◆ **What is asked**:
Identify the lines bearing the string "tables" and gather them.

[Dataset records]
■ ■ ■ ■

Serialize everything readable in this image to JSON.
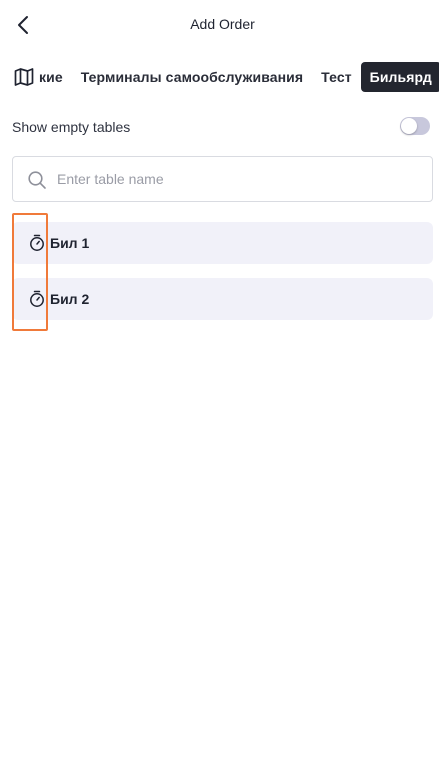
{
  "header": {
    "title": "Add Order",
    "back_icon": "chevron-left-icon"
  },
  "tabs": {
    "map_icon": "map-icon",
    "items": [
      {
        "label": "кие",
        "active": false
      },
      {
        "label": "Терминалы самообслуживания",
        "active": false
      },
      {
        "label": "Тест",
        "active": false
      },
      {
        "label": "Бильярд",
        "active": true
      }
    ]
  },
  "filters": {
    "show_empty_label": "Show empty tables",
    "show_empty_on": false
  },
  "search": {
    "placeholder": "Enter table name",
    "value": ""
  },
  "tables": [
    {
      "name": "Бил 1",
      "icon": "stopwatch-icon"
    },
    {
      "name": "Бил 2",
      "icon": "stopwatch-icon"
    }
  ],
  "colors": {
    "active_tab_bg": "#23262f",
    "item_bg": "#f1f1f9",
    "highlight": "#f07a3a",
    "toggle_off": "#c8c8dc"
  }
}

■ ■ ■ ■

◆ **Task output**:
    "show_empty_label": "Show empty tables",
  "tables": [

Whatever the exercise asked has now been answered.